PROVIDED RECORDS:
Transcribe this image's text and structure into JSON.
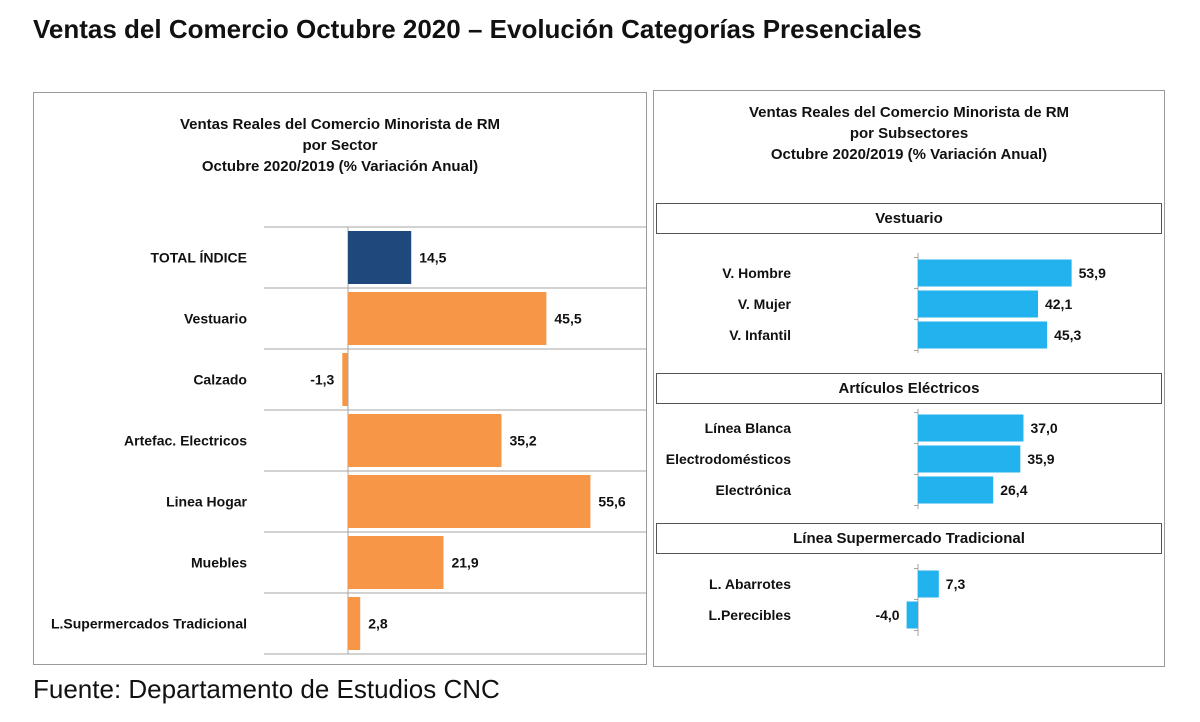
{
  "page": {
    "title": "Ventas del Comercio Octubre 2020 – Evolución Categorías Presenciales",
    "source": "Fuente: Departamento de Estudios CNC"
  },
  "colors": {
    "total": "#1f497d",
    "sector": "#f79646",
    "subsector": "#22b2ee",
    "grid": "#a6a6a6"
  },
  "chart_data": [
    {
      "type": "bar",
      "orientation": "horizontal",
      "title_lines": [
        "Ventas Reales del Comercio Minorista de RM",
        "por Sector",
        "Octubre 2020/2019 (% Variación Anual)"
      ],
      "categories": [
        "TOTAL ÍNDICE",
        "Vestuario",
        "Calzado",
        "Artefac. Electricos",
        "Linea Hogar",
        "Muebles",
        "L.Supermercados Tradicional"
      ],
      "values": [
        14.5,
        45.5,
        -1.3,
        35.2,
        55.6,
        21.9,
        2.8
      ],
      "value_labels": [
        "14,5",
        "45,5",
        "-1,3",
        "35,2",
        "55,6",
        "21,9",
        "2,8"
      ],
      "highlight": [
        true,
        false,
        false,
        false,
        false,
        false,
        false
      ],
      "grid": true
    },
    {
      "type": "bar",
      "orientation": "horizontal",
      "title_lines": [
        "Ventas Reales del Comercio Minorista de RM",
        "por Subsectores",
        "Octubre 2020/2019 (% Variación Anual)"
      ],
      "groups": [
        {
          "header": "Vestuario",
          "categories": [
            "V. Hombre",
            "V. Mujer",
            "V. Infantil"
          ],
          "values": [
            53.9,
            42.1,
            45.3
          ],
          "value_labels": [
            "53,9",
            "42,1",
            "45,3"
          ]
        },
        {
          "header": "Artículos Eléctricos",
          "categories": [
            "Línea Blanca",
            "Electrodomésticos",
            "Electrónica"
          ],
          "values": [
            37.0,
            35.9,
            26.4
          ],
          "value_labels": [
            "37,0",
            "35,9",
            "26,4"
          ]
        },
        {
          "header": "Línea Supermercado Tradicional",
          "categories": [
            "L. Abarrotes",
            "L.Perecibles"
          ],
          "values": [
            7.3,
            -4.0
          ],
          "value_labels": [
            "7,3",
            "-4,0"
          ]
        }
      ]
    }
  ]
}
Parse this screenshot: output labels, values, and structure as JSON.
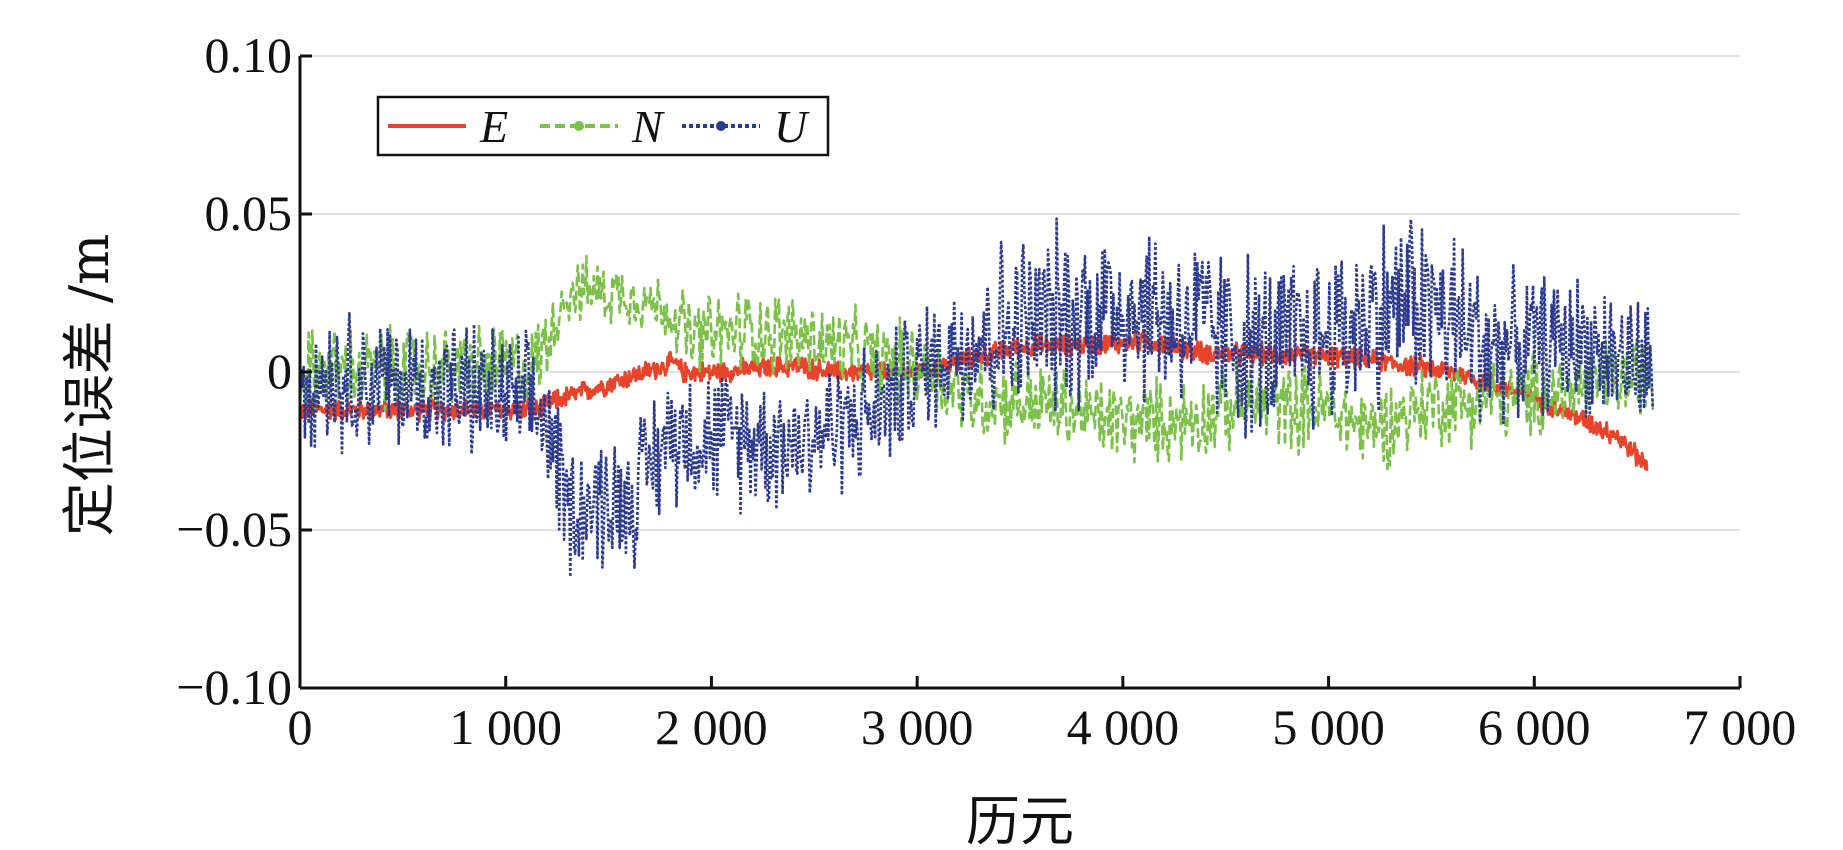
{
  "chart_data": {
    "type": "line",
    "title": "",
    "xlabel": "历元",
    "ylabel": "定位误差 /m",
    "xlim": [
      0,
      7000
    ],
    "ylim": [
      -0.1,
      0.1
    ],
    "x_ticks": [
      0,
      1000,
      2000,
      3000,
      4000,
      5000,
      6000,
      7000
    ],
    "x_tick_labels": [
      "0",
      "1 000",
      "2 000",
      "3 000",
      "4 000",
      "5 000",
      "6 000",
      "7 000"
    ],
    "y_ticks": [
      0.1,
      0.05,
      0,
      -0.05,
      -0.1
    ],
    "y_tick_labels": [
      "0.10",
      "0.05",
      "0",
      "−0.05",
      "−0.10"
    ],
    "grid": "horizontal",
    "legend_position": "top-left",
    "series": [
      {
        "name": "E",
        "color": "#e8442c",
        "style": "solid",
        "x_range": [
          0,
          6550
        ],
        "trend": [
          [
            0,
            -0.012
          ],
          [
            1000,
            -0.012
          ],
          [
            1180,
            -0.012
          ],
          [
            1200,
            -0.01
          ],
          [
            1820,
            0.003
          ],
          [
            1860,
            0.0
          ],
          [
            2000,
            0.0
          ],
          [
            2400,
            0.002
          ],
          [
            2600,
            0.0
          ],
          [
            3000,
            0.0
          ],
          [
            3500,
            0.008
          ],
          [
            4000,
            0.009
          ],
          [
            4100,
            0.01
          ],
          [
            4400,
            0.006
          ],
          [
            5000,
            0.005
          ],
          [
            5200,
            0.004
          ],
          [
            5600,
            0.0
          ],
          [
            6000,
            -0.008
          ],
          [
            6400,
            -0.02
          ],
          [
            6550,
            -0.03
          ]
        ],
        "noise_amplitude": 0.004
      },
      {
        "name": "N",
        "color": "#7cc249",
        "style": "dashed",
        "x_range": [
          0,
          6580
        ],
        "trend": [
          [
            0,
            0.0
          ],
          [
            1150,
            0.002
          ],
          [
            1200,
            0.01
          ],
          [
            1300,
            0.026
          ],
          [
            1600,
            0.025
          ],
          [
            1820,
            0.018
          ],
          [
            1900,
            0.01
          ],
          [
            2200,
            0.014
          ],
          [
            2500,
            0.01
          ],
          [
            2800,
            0.004
          ],
          [
            3000,
            0.002
          ],
          [
            3250,
            -0.008
          ],
          [
            3600,
            -0.01
          ],
          [
            4000,
            -0.016
          ],
          [
            4300,
            -0.015
          ],
          [
            4600,
            -0.01
          ],
          [
            5000,
            -0.012
          ],
          [
            5200,
            -0.018
          ],
          [
            5500,
            -0.01
          ],
          [
            6000,
            -0.008
          ],
          [
            6580,
            0.0
          ]
        ],
        "noise_amplitude": 0.016
      },
      {
        "name": "U",
        "color": "#2b3a8f",
        "style": "dotted",
        "x_range": [
          0,
          6580
        ],
        "trend": [
          [
            0,
            0.0
          ],
          [
            1000,
            -0.008
          ],
          [
            1200,
            -0.015
          ],
          [
            1300,
            -0.042
          ],
          [
            1600,
            -0.04
          ],
          [
            1820,
            -0.018
          ],
          [
            2000,
            -0.02
          ],
          [
            2400,
            -0.022
          ],
          [
            2800,
            -0.012
          ],
          [
            3200,
            0.01
          ],
          [
            3600,
            0.016
          ],
          [
            4000,
            0.022
          ],
          [
            4400,
            0.014
          ],
          [
            4700,
            0.006
          ],
          [
            5000,
            0.012
          ],
          [
            5400,
            0.024
          ],
          [
            5800,
            0.008
          ],
          [
            6200,
            0.01
          ],
          [
            6580,
            0.0
          ]
        ],
        "noise_amplitude": 0.026
      }
    ]
  }
}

REQUIREMENTS:
Reproduce the entries exactly. Do not carry over any picture.

OUTPUT FOR THIS EXERCISE:
Transcribe this image's text and structure into JSON.
{
  "page": {
    "title": "Ventas del Comercio Octubre 2020 – Evolución Categorías Presenciales",
    "source": "Fuente: Departamento de Estudios CNC"
  },
  "colors": {
    "total": "#1f497d",
    "sector": "#f79646",
    "subsector": "#22b2ee",
    "grid": "#a6a6a6"
  },
  "chart_data": [
    {
      "type": "bar",
      "orientation": "horizontal",
      "title_lines": [
        "Ventas Reales del Comercio Minorista de RM",
        "por Sector",
        "Octubre 2020/2019 (% Variación Anual)"
      ],
      "categories": [
        "TOTAL ÍNDICE",
        "Vestuario",
        "Calzado",
        "Artefac. Electricos",
        "Linea Hogar",
        "Muebles",
        "L.Supermercados Tradicional"
      ],
      "values": [
        14.5,
        45.5,
        -1.3,
        35.2,
        55.6,
        21.9,
        2.8
      ],
      "value_labels": [
        "14,5",
        "45,5",
        "-1,3",
        "35,2",
        "55,6",
        "21,9",
        "2,8"
      ],
      "highlight": [
        true,
        false,
        false,
        false,
        false,
        false,
        false
      ],
      "grid": true
    },
    {
      "type": "bar",
      "orientation": "horizontal",
      "title_lines": [
        "Ventas Reales del Comercio Minorista de RM",
        "por Subsectores",
        "Octubre 2020/2019 (% Variación Anual)"
      ],
      "groups": [
        {
          "header": "Vestuario",
          "categories": [
            "V. Hombre",
            "V. Mujer",
            "V. Infantil"
          ],
          "values": [
            53.9,
            42.1,
            45.3
          ],
          "value_labels": [
            "53,9",
            "42,1",
            "45,3"
          ]
        },
        {
          "header": "Artículos Eléctricos",
          "categories": [
            "Línea Blanca",
            "Electrodomésticos",
            "Electrónica"
          ],
          "values": [
            37.0,
            35.9,
            26.4
          ],
          "value_labels": [
            "37,0",
            "35,9",
            "26,4"
          ]
        },
        {
          "header": "Línea Supermercado Tradicional",
          "categories": [
            "L. Abarrotes",
            "L.Perecibles"
          ],
          "values": [
            7.3,
            -4.0
          ],
          "value_labels": [
            "7,3",
            "-4,0"
          ]
        }
      ]
    }
  ]
}
Parse this screenshot: output labels, values, and structure as JSON.
{
  "chart_data": {
    "type": "line",
    "title": "",
    "xlabel": "历元",
    "ylabel": "定位误差 /m",
    "xlim": [
      0,
      7000
    ],
    "ylim": [
      -0.1,
      0.1
    ],
    "x_ticks": [
      0,
      1000,
      2000,
      3000,
      4000,
      5000,
      6000,
      7000
    ],
    "x_tick_labels": [
      "0",
      "1 000",
      "2 000",
      "3 000",
      "4 000",
      "5 000",
      "6 000",
      "7 000"
    ],
    "y_ticks": [
      0.1,
      0.05,
      0,
      -0.05,
      -0.1
    ],
    "y_tick_labels": [
      "0.10",
      "0.05",
      "0",
      "−0.05",
      "−0.10"
    ],
    "grid": "horizontal",
    "legend_position": "top-left",
    "series": [
      {
        "name": "E",
        "color": "#e8442c",
        "style": "solid",
        "x_range": [
          0,
          6550
        ],
        "trend": [
          [
            0,
            -0.012
          ],
          [
            1000,
            -0.012
          ],
          [
            1180,
            -0.012
          ],
          [
            1200,
            -0.01
          ],
          [
            1820,
            0.003
          ],
          [
            1860,
            0.0
          ],
          [
            2000,
            0.0
          ],
          [
            2400,
            0.002
          ],
          [
            2600,
            0.0
          ],
          [
            3000,
            0.0
          ],
          [
            3500,
            0.008
          ],
          [
            4000,
            0.009
          ],
          [
            4100,
            0.01
          ],
          [
            4400,
            0.006
          ],
          [
            5000,
            0.005
          ],
          [
            5200,
            0.004
          ],
          [
            5600,
            0.0
          ],
          [
            6000,
            -0.008
          ],
          [
            6400,
            -0.02
          ],
          [
            6550,
            -0.03
          ]
        ],
        "noise_amplitude": 0.004
      },
      {
        "name": "N",
        "color": "#7cc249",
        "style": "dashed",
        "x_range": [
          0,
          6580
        ],
        "trend": [
          [
            0,
            0.0
          ],
          [
            1150,
            0.002
          ],
          [
            1200,
            0.01
          ],
          [
            1300,
            0.026
          ],
          [
            1600,
            0.025
          ],
          [
            1820,
            0.018
          ],
          [
            1900,
            0.01
          ],
          [
            2200,
            0.014
          ],
          [
            2500,
            0.01
          ],
          [
            2800,
            0.004
          ],
          [
            3000,
            0.002
          ],
          [
            3250,
            -0.008
          ],
          [
            3600,
            -0.01
          ],
          [
            4000,
            -0.016
          ],
          [
            4300,
            -0.015
          ],
          [
            4600,
            -0.01
          ],
          [
            5000,
            -0.012
          ],
          [
            5200,
            -0.018
          ],
          [
            5500,
            -0.01
          ],
          [
            6000,
            -0.008
          ],
          [
            6580,
            0.0
          ]
        ],
        "noise_amplitude": 0.016
      },
      {
        "name": "U",
        "color": "#2b3a8f",
        "style": "dotted",
        "x_range": [
          0,
          6580
        ],
        "trend": [
          [
            0,
            0.0
          ],
          [
            1000,
            -0.008
          ],
          [
            1200,
            -0.015
          ],
          [
            1300,
            -0.042
          ],
          [
            1600,
            -0.04
          ],
          [
            1820,
            -0.018
          ],
          [
            2000,
            -0.02
          ],
          [
            2400,
            -0.022
          ],
          [
            2800,
            -0.012
          ],
          [
            3200,
            0.01
          ],
          [
            3600,
            0.016
          ],
          [
            4000,
            0.022
          ],
          [
            4400,
            0.014
          ],
          [
            4700,
            0.006
          ],
          [
            5000,
            0.012
          ],
          [
            5400,
            0.024
          ],
          [
            5800,
            0.008
          ],
          [
            6200,
            0.01
          ],
          [
            6580,
            0.0
          ]
        ],
        "noise_amplitude": 0.026
      }
    ]
  }
}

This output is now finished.